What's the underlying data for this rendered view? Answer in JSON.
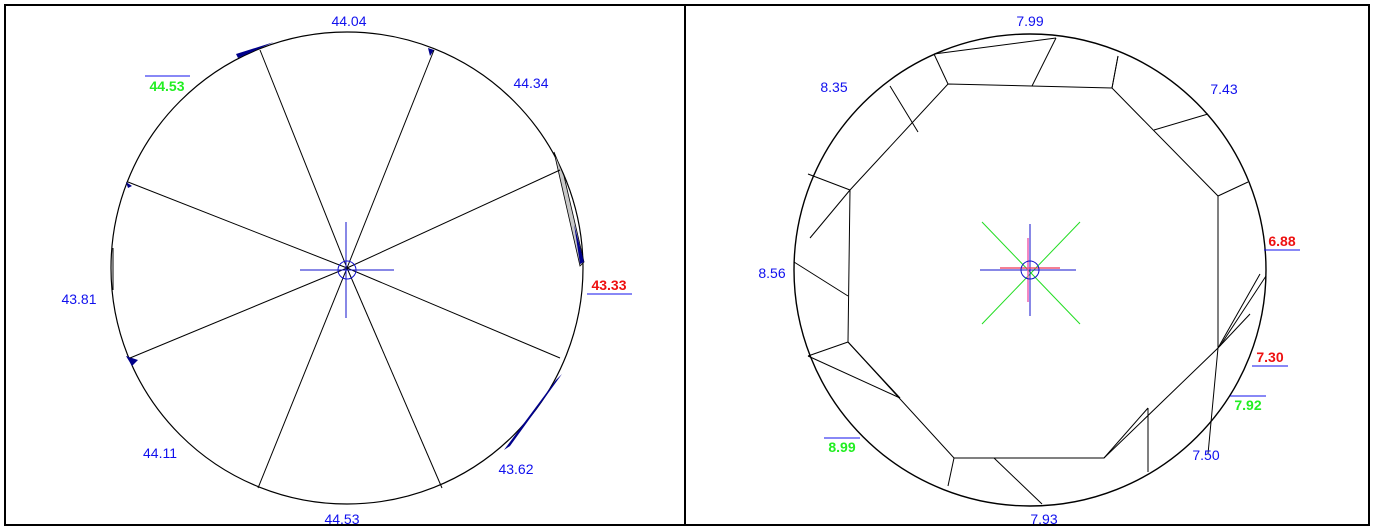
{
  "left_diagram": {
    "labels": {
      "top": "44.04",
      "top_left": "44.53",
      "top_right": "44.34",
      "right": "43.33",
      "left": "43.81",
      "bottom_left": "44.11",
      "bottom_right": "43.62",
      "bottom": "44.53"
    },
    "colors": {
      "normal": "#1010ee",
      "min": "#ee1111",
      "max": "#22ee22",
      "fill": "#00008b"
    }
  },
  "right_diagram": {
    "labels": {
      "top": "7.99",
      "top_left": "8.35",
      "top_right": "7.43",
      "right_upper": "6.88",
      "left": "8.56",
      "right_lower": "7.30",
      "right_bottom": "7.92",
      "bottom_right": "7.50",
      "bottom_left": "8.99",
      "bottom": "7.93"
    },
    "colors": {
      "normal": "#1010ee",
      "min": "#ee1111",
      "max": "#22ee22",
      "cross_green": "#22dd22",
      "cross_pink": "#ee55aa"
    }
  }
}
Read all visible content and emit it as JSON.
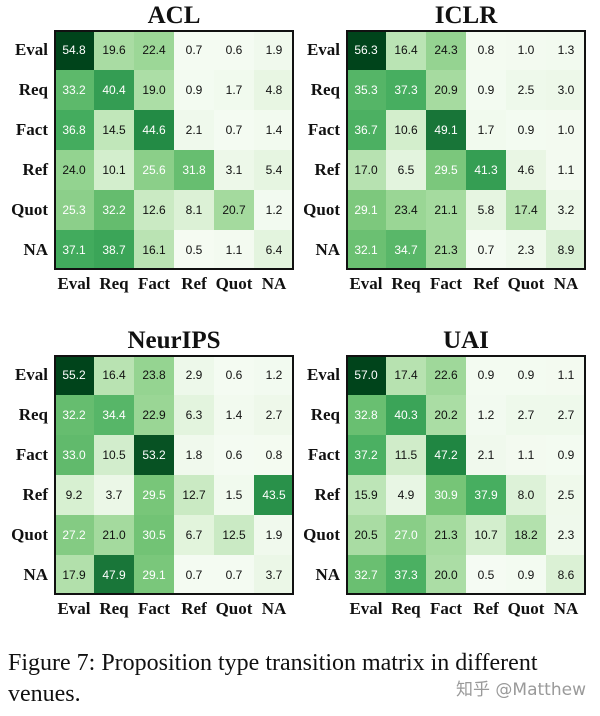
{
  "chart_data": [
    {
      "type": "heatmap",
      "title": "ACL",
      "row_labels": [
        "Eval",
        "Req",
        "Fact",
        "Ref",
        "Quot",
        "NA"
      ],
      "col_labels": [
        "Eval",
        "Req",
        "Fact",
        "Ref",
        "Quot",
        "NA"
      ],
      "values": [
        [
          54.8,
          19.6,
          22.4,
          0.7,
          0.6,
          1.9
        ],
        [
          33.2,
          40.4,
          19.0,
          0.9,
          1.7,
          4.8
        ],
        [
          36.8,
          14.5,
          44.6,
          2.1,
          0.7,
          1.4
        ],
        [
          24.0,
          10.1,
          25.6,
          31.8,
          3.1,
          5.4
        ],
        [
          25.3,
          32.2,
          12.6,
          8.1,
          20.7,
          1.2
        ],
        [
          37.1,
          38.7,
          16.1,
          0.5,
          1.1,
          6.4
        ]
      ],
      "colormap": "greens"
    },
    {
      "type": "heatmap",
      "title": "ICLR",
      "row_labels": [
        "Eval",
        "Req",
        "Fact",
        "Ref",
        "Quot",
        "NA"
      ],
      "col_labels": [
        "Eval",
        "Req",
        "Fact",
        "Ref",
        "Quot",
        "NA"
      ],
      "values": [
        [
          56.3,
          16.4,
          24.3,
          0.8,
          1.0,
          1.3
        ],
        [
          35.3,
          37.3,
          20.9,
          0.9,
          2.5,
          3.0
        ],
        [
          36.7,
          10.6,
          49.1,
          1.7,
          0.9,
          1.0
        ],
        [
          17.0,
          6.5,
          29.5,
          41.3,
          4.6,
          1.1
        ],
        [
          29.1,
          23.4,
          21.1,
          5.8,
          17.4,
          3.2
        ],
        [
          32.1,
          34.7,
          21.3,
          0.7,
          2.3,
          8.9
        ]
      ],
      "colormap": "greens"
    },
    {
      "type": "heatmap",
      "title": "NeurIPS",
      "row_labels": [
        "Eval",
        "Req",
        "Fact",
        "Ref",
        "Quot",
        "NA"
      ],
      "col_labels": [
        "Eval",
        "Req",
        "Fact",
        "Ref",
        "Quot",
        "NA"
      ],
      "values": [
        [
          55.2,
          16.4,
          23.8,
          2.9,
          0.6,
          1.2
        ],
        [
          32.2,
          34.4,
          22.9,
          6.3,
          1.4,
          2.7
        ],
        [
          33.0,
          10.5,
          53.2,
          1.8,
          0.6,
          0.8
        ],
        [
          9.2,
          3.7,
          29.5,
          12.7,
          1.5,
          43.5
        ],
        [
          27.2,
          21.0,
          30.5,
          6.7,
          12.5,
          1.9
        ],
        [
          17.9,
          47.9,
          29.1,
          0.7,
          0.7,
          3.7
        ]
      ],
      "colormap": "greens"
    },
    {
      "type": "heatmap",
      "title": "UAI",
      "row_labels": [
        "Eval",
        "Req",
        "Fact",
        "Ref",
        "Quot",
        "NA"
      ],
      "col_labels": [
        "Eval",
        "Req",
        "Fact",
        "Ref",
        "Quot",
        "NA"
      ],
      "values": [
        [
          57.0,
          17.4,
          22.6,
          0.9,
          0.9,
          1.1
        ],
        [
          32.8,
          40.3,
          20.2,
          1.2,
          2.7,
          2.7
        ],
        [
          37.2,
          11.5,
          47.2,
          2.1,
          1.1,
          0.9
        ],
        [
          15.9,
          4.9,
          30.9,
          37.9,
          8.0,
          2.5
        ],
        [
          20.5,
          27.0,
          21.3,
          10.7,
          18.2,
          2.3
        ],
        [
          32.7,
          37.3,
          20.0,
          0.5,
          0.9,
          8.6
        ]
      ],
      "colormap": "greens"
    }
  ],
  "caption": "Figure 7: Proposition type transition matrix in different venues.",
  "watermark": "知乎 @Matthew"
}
───
▶ [Exercise brief]
Where a line in the material above holds "JSON", copy that line.

▶ [Task answer]
What's the underlying data for this rendered view? Answer in JSON.
Read all visible content and emit it as JSON.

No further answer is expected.